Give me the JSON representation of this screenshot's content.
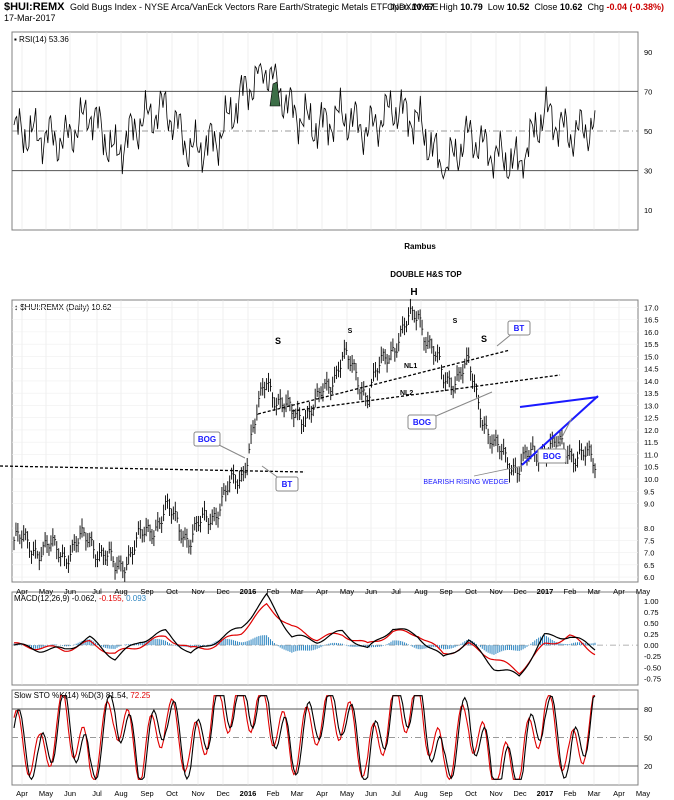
{
  "header": {
    "symbol": "$HUI:REMX",
    "description": "Gold Bugs Index - NYSE Arca/VanEck Vectors Rare Earth/Strategic Metals ETF  INDX/NYSE",
    "date": "17-Mar-2017",
    "open_label": "Open",
    "open": "10.67",
    "high_label": "High",
    "high": "10.79",
    "low_label": "Low",
    "low": "10.52",
    "close_label": "Close",
    "close": "10.62",
    "chg_label": "Chg",
    "chg": "-0.04 (-0.38%)"
  },
  "colors": {
    "price": "#000000",
    "annotation_blue": "#1a1aff",
    "rsi_fill": "#3c6e47",
    "macd_signal": "#e00000",
    "histogram": "#2e86c1",
    "grid": "#b0b0b0"
  },
  "annotations": {
    "author": "Rambus",
    "pattern": "DOUBLE H&S TOP",
    "head": "H",
    "shoulders": [
      "S",
      "S",
      "S",
      "S"
    ],
    "bog_1": "BOG",
    "bt_1": "BT",
    "bog_2": "BOG",
    "bt_2": "BT",
    "bog_3": "BOG",
    "nl1": "NL1",
    "nl2": "NL2",
    "wedge": "BEARISH RISING WEDGE"
  },
  "x_axis_months": [
    "Apr",
    "May",
    "Jun",
    "Jul",
    "Aug",
    "Sep",
    "Oct",
    "Nov",
    "Dec",
    "2016",
    "Feb",
    "Mar",
    "Apr",
    "May",
    "Jun",
    "Jul",
    "Aug",
    "Sep",
    "Oct",
    "Nov",
    "Dec",
    "2017",
    "Feb",
    "Mar",
    "Apr",
    "May"
  ],
  "chart_data": [
    {
      "type": "line",
      "title": "RSI(14) 53.36",
      "series": [
        {
          "name": "RSI(14)",
          "x": [
            "2015-04",
            "2015-05",
            "2015-06",
            "2015-07",
            "2015-08",
            "2015-09",
            "2015-10",
            "2015-11",
            "2015-12",
            "2016-01",
            "2016-02",
            "2016-03",
            "2016-04",
            "2016-05",
            "2016-06",
            "2016-07",
            "2016-08",
            "2016-09",
            "2016-10",
            "2016-11",
            "2016-12",
            "2017-01",
            "2017-02",
            "2017-03"
          ],
          "values": [
            50,
            48,
            45,
            60,
            38,
            55,
            62,
            40,
            45,
            68,
            82,
            60,
            52,
            58,
            50,
            62,
            55,
            30,
            48,
            38,
            33,
            60,
            48,
            53
          ]
        }
      ],
      "ylim": [
        0,
        100
      ],
      "yticks": [
        "90",
        "70",
        "50",
        "30",
        "10"
      ],
      "reference_lines": [
        30,
        50,
        70
      ]
    },
    {
      "type": "line",
      "title": "$HUI:REMX (Daily) 10.62",
      "series": [
        {
          "name": "$HUI:REMX",
          "x": [
            "2015-04",
            "2015-05",
            "2015-06",
            "2015-07",
            "2015-08",
            "2015-09",
            "2015-10",
            "2015-11",
            "2015-12",
            "2016-01",
            "2016-02",
            "2016-03",
            "2016-04",
            "2016-05",
            "2016-06",
            "2016-07",
            "2016-08",
            "2016-09",
            "2016-10",
            "2016-11",
            "2016-12",
            "2017-01",
            "2017-02",
            "2017-03"
          ],
          "values": [
            7.5,
            7.2,
            7.0,
            7.6,
            6.3,
            7.5,
            8.7,
            7.6,
            8.8,
            10.2,
            14.0,
            12.5,
            13.0,
            15.0,
            13.5,
            15.5,
            16.8,
            14.0,
            14.5,
            11.2,
            10.5,
            11.3,
            11.2,
            10.6
          ]
        }
      ],
      "ylim": [
        5.8,
        17.3
      ],
      "yticks": [
        "17.0",
        "16.5",
        "16.0",
        "15.5",
        "15.0",
        "14.5",
        "14.0",
        "13.5",
        "13.0",
        "12.5",
        "12.0",
        "11.5",
        "11.0",
        "10.5",
        "10.0",
        "9.5",
        "9.0",
        "8.0",
        "7.5",
        "7.0",
        "6.5",
        "6.0"
      ]
    },
    {
      "type": "line",
      "title": "MACD(12,26,9) -0.062, -0.155, 0.093",
      "title_parts": [
        "MACD(12,26,9)",
        "-0.062,",
        "-0.155,",
        "0.093"
      ],
      "series": [
        {
          "name": "MACD",
          "values": [
            0.0,
            -0.1,
            -0.1,
            0.15,
            -0.3,
            0.1,
            0.3,
            -0.2,
            0.1,
            0.4,
            1.1,
            0.2,
            0.1,
            0.3,
            -0.1,
            0.4,
            0.2,
            -0.3,
            0.1,
            -0.5,
            -0.7,
            0.2,
            0.2,
            -0.06
          ]
        },
        {
          "name": "Signal",
          "values": [
            0.0,
            -0.05,
            -0.1,
            0.05,
            -0.2,
            0.0,
            0.2,
            -0.1,
            0.0,
            0.3,
            0.9,
            0.4,
            0.15,
            0.25,
            0.0,
            0.3,
            0.25,
            -0.2,
            0.0,
            -0.3,
            -0.6,
            0.0,
            0.2,
            -0.16
          ]
        },
        {
          "name": "Histogram",
          "values": [
            0.0,
            -0.05,
            0.0,
            0.1,
            -0.1,
            0.1,
            0.1,
            -0.1,
            0.1,
            0.1,
            0.2,
            -0.2,
            -0.05,
            0.05,
            -0.1,
            0.1,
            -0.05,
            -0.1,
            0.1,
            -0.2,
            -0.1,
            0.2,
            0.0,
            0.09
          ]
        }
      ],
      "ylim": [
        -0.9,
        1.2
      ],
      "yticks": [
        "1.00",
        "0.75",
        "0.50",
        "0.25",
        "0.00",
        "-0.25",
        "-0.50",
        "-0.75"
      ]
    },
    {
      "type": "line",
      "title": "Slow STO %K(14) %D(3) 81.54, 72.25",
      "title_parts": [
        "Slow STO %K(14) %D(3)",
        "81.54,",
        "72.25"
      ],
      "series": [
        {
          "name": "%K",
          "values": [
            60,
            20,
            80,
            15,
            85,
            20,
            80,
            25,
            85,
            90,
            85,
            30,
            75,
            80,
            20,
            85,
            90,
            15,
            75,
            10,
            15,
            85,
            20,
            82
          ]
        },
        {
          "name": "%D",
          "values": [
            55,
            25,
            75,
            20,
            80,
            25,
            75,
            30,
            80,
            85,
            80,
            35,
            70,
            75,
            25,
            80,
            85,
            20,
            70,
            15,
            20,
            80,
            25,
            72
          ]
        }
      ],
      "ylim": [
        0,
        100
      ],
      "yticks": [
        "80",
        "50",
        "20"
      ],
      "reference_lines": [
        20,
        50,
        80
      ]
    }
  ]
}
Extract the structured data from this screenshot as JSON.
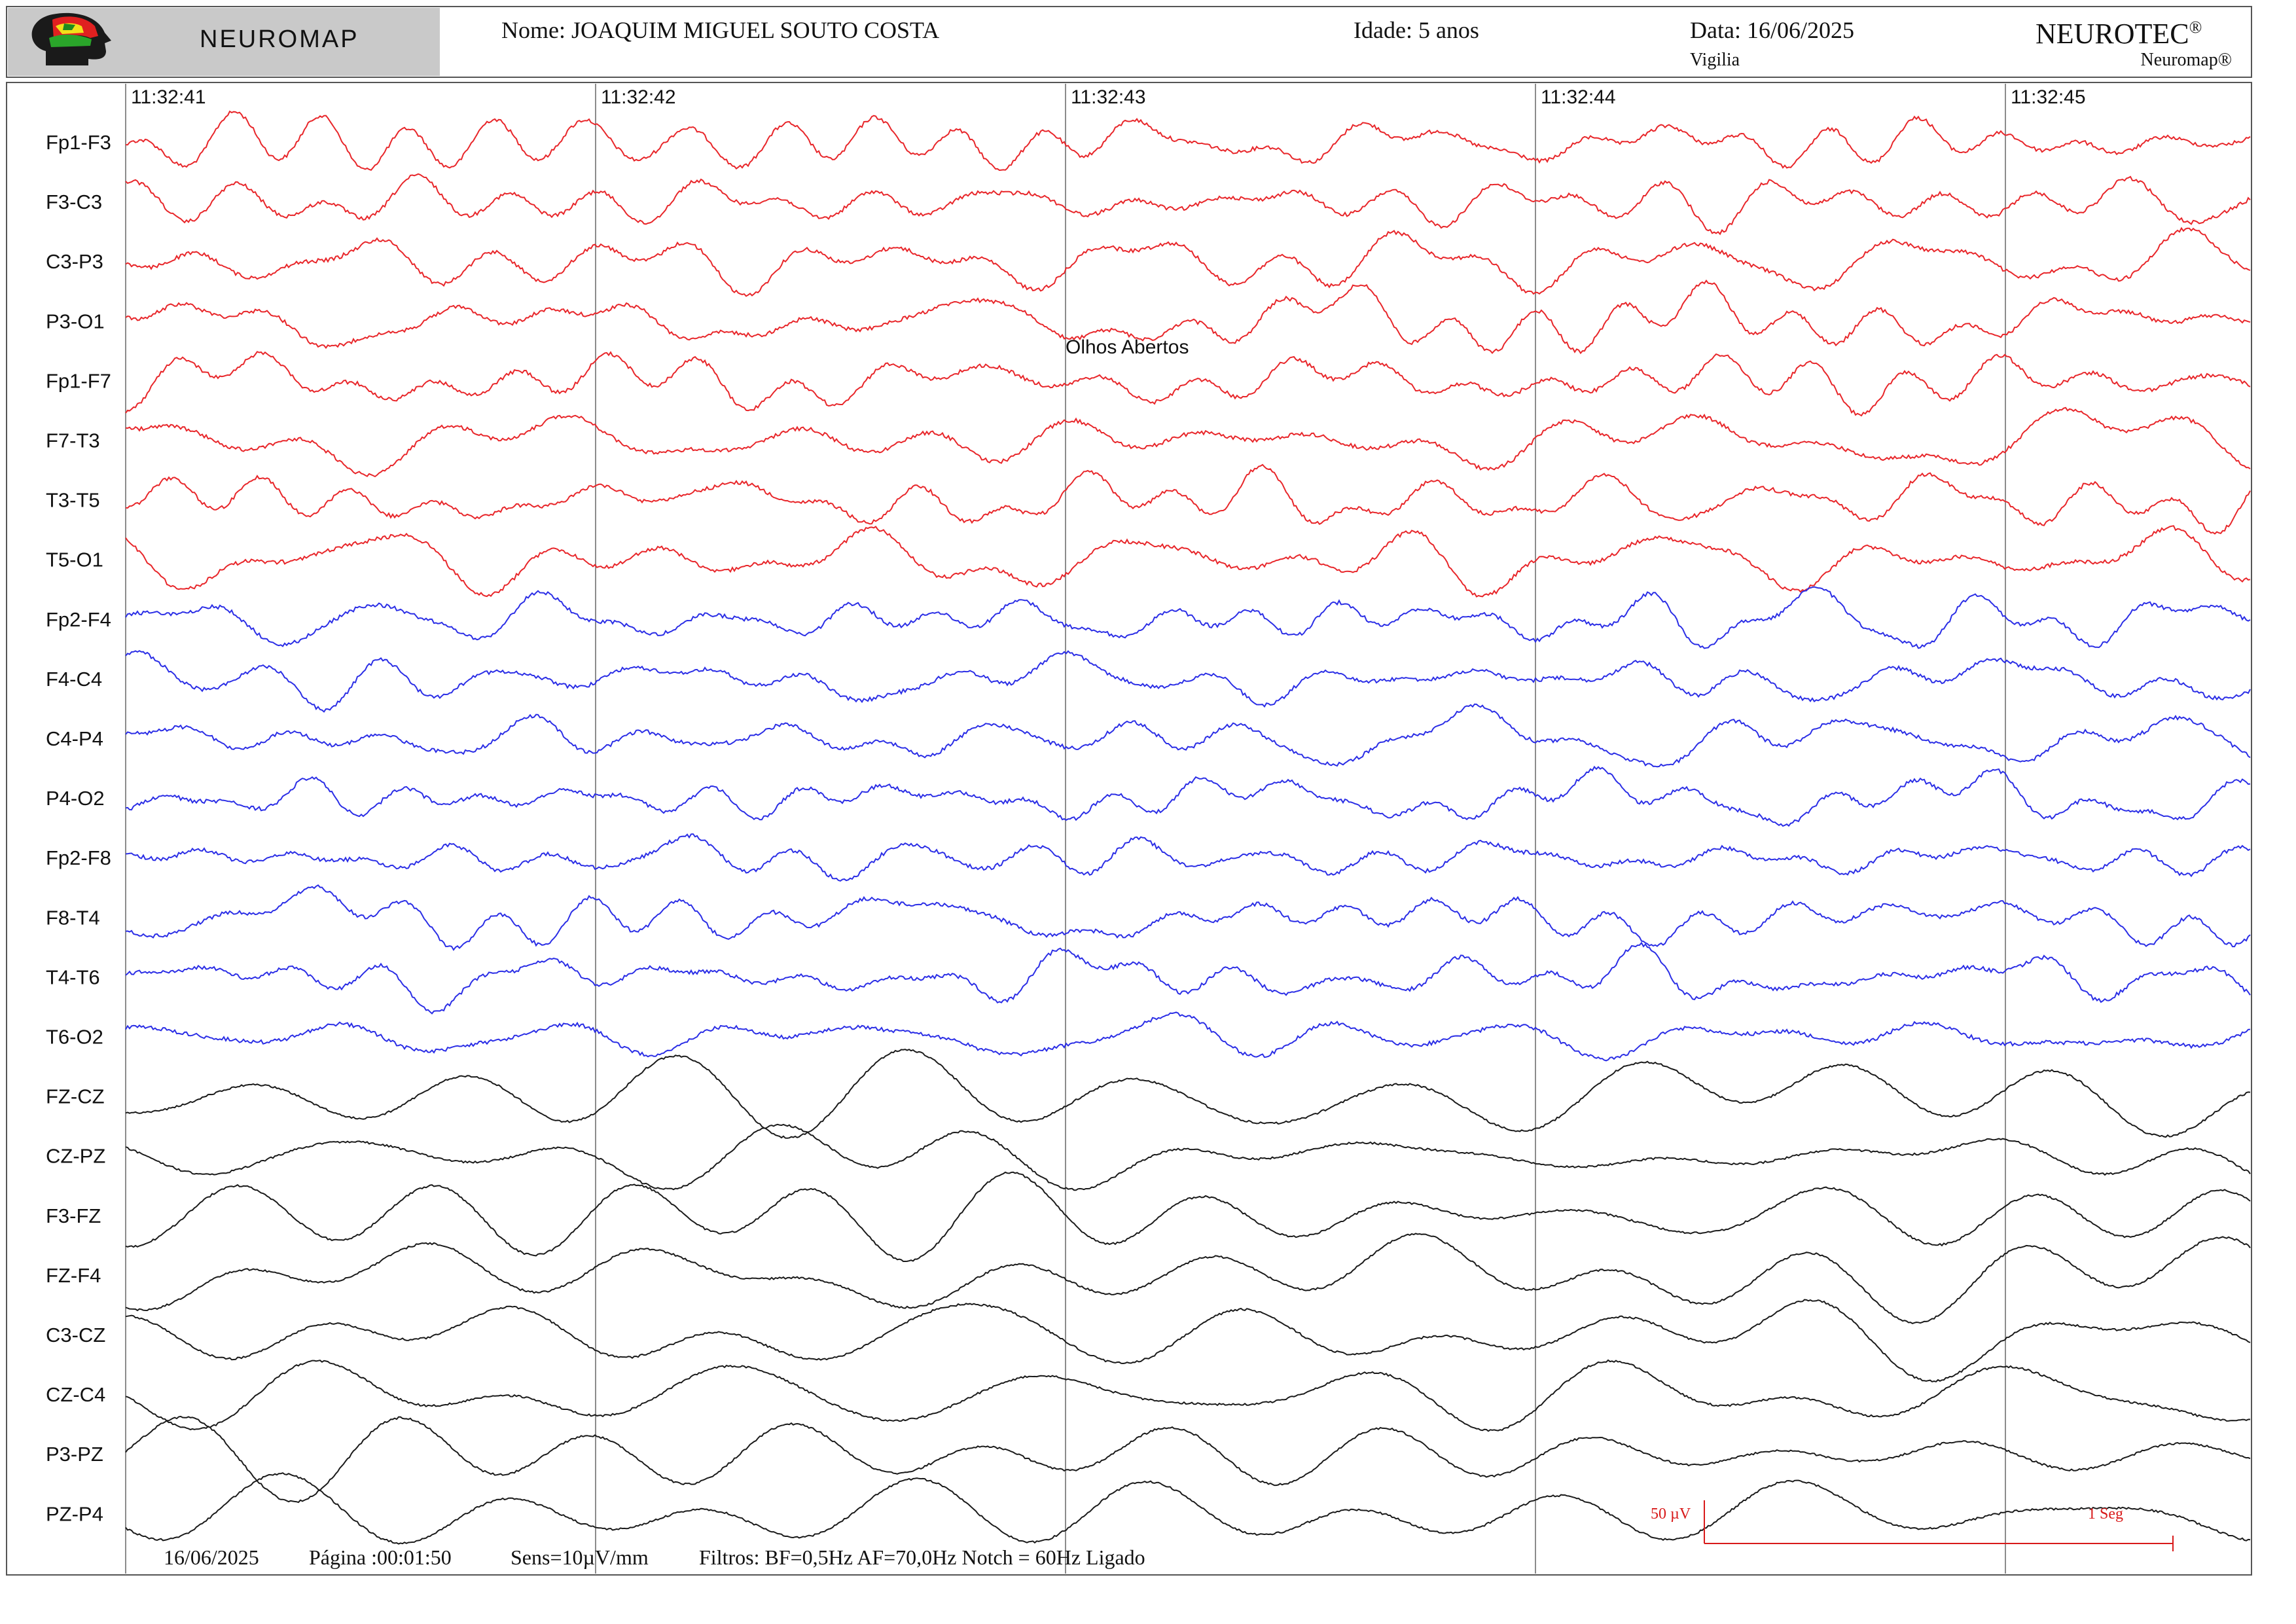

● Your instructions: Pull out every line containing "Slow".

● Exercise output:
      "title": "Slow STO %K(14) %D(3) 81.54, 72.25",
        "Slow STO %K(14) %D(3)",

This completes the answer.